Goal
Return every line below as is, leaving out the pictures.

[start of Dataset rows]

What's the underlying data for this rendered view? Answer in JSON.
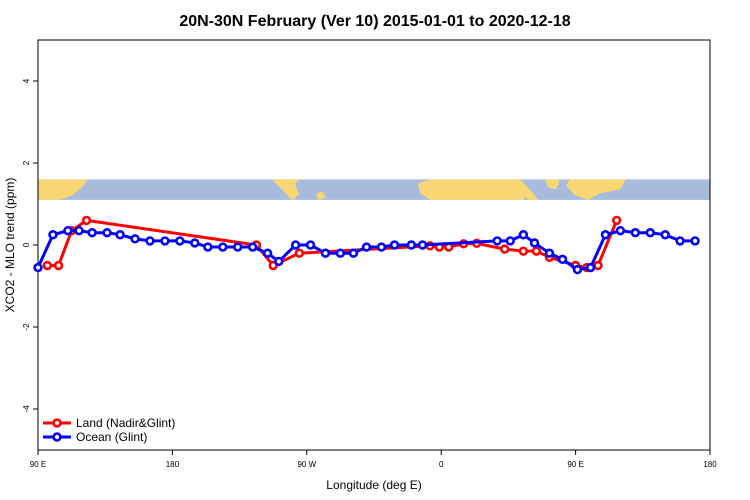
{
  "chart_data": {
    "type": "line",
    "title": "20N-30N February (Ver 10)   2015-01-01 to 2020-12-18",
    "xlabel": "Longitude (deg E)",
    "ylabel": "XCO2 - MLO trend (ppm)",
    "xlim": [
      90,
      450
    ],
    "ylim": [
      -5,
      5
    ],
    "x_ticks": [
      {
        "value": 90,
        "label": "90 E"
      },
      {
        "value": 162,
        "label": "180"
      },
      {
        "value": 234,
        "label": "90 W"
      },
      {
        "value": 306,
        "label": "0"
      },
      {
        "value": 378,
        "label": "90 E"
      },
      {
        "value": 450,
        "label": "180"
      }
    ],
    "y_ticks": [
      -4,
      -2,
      0,
      2,
      4
    ],
    "grid": false,
    "legend_position": "bottom-left",
    "map_strip": {
      "y_range": [
        1.1,
        1.6
      ],
      "ocean_color": "#a7bcdc",
      "land_color": "#f7d673"
    },
    "series": [
      {
        "name": "Land (Nadir&Glint)",
        "color": "#ff0000",
        "x": [
          95,
          101,
          108,
          116,
          207,
          216,
          230,
          300,
          305,
          310,
          318,
          325,
          340,
          350,
          357,
          364,
          378,
          384,
          390,
          400
        ],
        "y": [
          -0.5,
          -0.5,
          0.35,
          0.6,
          0.0,
          -0.5,
          -0.2,
          -0.02,
          -0.05,
          -0.05,
          0.03,
          0.04,
          -0.1,
          -0.15,
          -0.15,
          -0.3,
          -0.5,
          -0.55,
          -0.5,
          0.6
        ]
      },
      {
        "name": "Ocean (Glint)",
        "color": "#0000ff",
        "x": [
          90,
          98,
          106,
          112,
          119,
          127,
          134,
          142,
          150,
          158,
          166,
          174,
          181,
          189,
          197,
          205,
          213,
          219,
          228,
          236,
          244,
          252,
          259,
          266,
          274,
          281,
          290,
          296,
          336,
          343,
          350,
          356,
          364,
          371,
          379,
          386,
          394,
          402,
          410,
          418,
          426,
          434,
          442
        ],
        "y": [
          -0.55,
          0.25,
          0.35,
          0.35,
          0.3,
          0.3,
          0.25,
          0.15,
          0.1,
          0.1,
          0.1,
          0.05,
          -0.05,
          -0.05,
          -0.05,
          -0.05,
          -0.2,
          -0.4,
          0.0,
          0.0,
          -0.2,
          -0.2,
          -0.2,
          -0.05,
          -0.05,
          0.0,
          0.0,
          0.0,
          0.1,
          0.1,
          0.25,
          0.05,
          -0.2,
          -0.35,
          -0.6,
          -0.55,
          0.25,
          0.35,
          0.3,
          0.3,
          0.25,
          0.1,
          0.1
        ]
      }
    ]
  }
}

[end of Dataset rows]

Written reply
What's the underlying data for this rendered view? Answer in JSON.
{
  "chart_data": {
    "type": "line",
    "title": "20N-30N February (Ver 10)   2015-01-01 to 2020-12-18",
    "xlabel": "Longitude (deg E)",
    "ylabel": "XCO2 - MLO trend (ppm)",
    "xlim": [
      90,
      450
    ],
    "ylim": [
      -5,
      5
    ],
    "x_ticks": [
      {
        "value": 90,
        "label": "90 E"
      },
      {
        "value": 162,
        "label": "180"
      },
      {
        "value": 234,
        "label": "90 W"
      },
      {
        "value": 306,
        "label": "0"
      },
      {
        "value": 378,
        "label": "90 E"
      },
      {
        "value": 450,
        "label": "180"
      }
    ],
    "y_ticks": [
      -4,
      -2,
      0,
      2,
      4
    ],
    "grid": false,
    "legend_position": "bottom-left",
    "map_strip": {
      "y_range": [
        1.1,
        1.6
      ],
      "ocean_color": "#a7bcdc",
      "land_color": "#f7d673"
    },
    "series": [
      {
        "name": "Land (Nadir&Glint)",
        "color": "#ff0000",
        "x": [
          95,
          101,
          108,
          116,
          207,
          216,
          230,
          300,
          305,
          310,
          318,
          325,
          340,
          350,
          357,
          364,
          378,
          384,
          390,
          400
        ],
        "y": [
          -0.5,
          -0.5,
          0.35,
          0.6,
          0.0,
          -0.5,
          -0.2,
          -0.02,
          -0.05,
          -0.05,
          0.03,
          0.04,
          -0.1,
          -0.15,
          -0.15,
          -0.3,
          -0.5,
          -0.55,
          -0.5,
          0.6
        ]
      },
      {
        "name": "Ocean (Glint)",
        "color": "#0000ff",
        "x": [
          90,
          98,
          106,
          112,
          119,
          127,
          134,
          142,
          150,
          158,
          166,
          174,
          181,
          189,
          197,
          205,
          213,
          219,
          228,
          236,
          244,
          252,
          259,
          266,
          274,
          281,
          290,
          296,
          336,
          343,
          350,
          356,
          364,
          371,
          379,
          386,
          394,
          402,
          410,
          418,
          426,
          434,
          442
        ],
        "y": [
          -0.55,
          0.25,
          0.35,
          0.35,
          0.3,
          0.3,
          0.25,
          0.15,
          0.1,
          0.1,
          0.1,
          0.05,
          -0.05,
          -0.05,
          -0.05,
          -0.05,
          -0.2,
          -0.4,
          0.0,
          0.0,
          -0.2,
          -0.2,
          -0.2,
          -0.05,
          -0.05,
          0.0,
          0.0,
          0.0,
          0.1,
          0.1,
          0.25,
          0.05,
          -0.2,
          -0.35,
          -0.6,
          -0.55,
          0.25,
          0.35,
          0.3,
          0.3,
          0.25,
          0.1,
          0.1
        ]
      }
    ]
  }
}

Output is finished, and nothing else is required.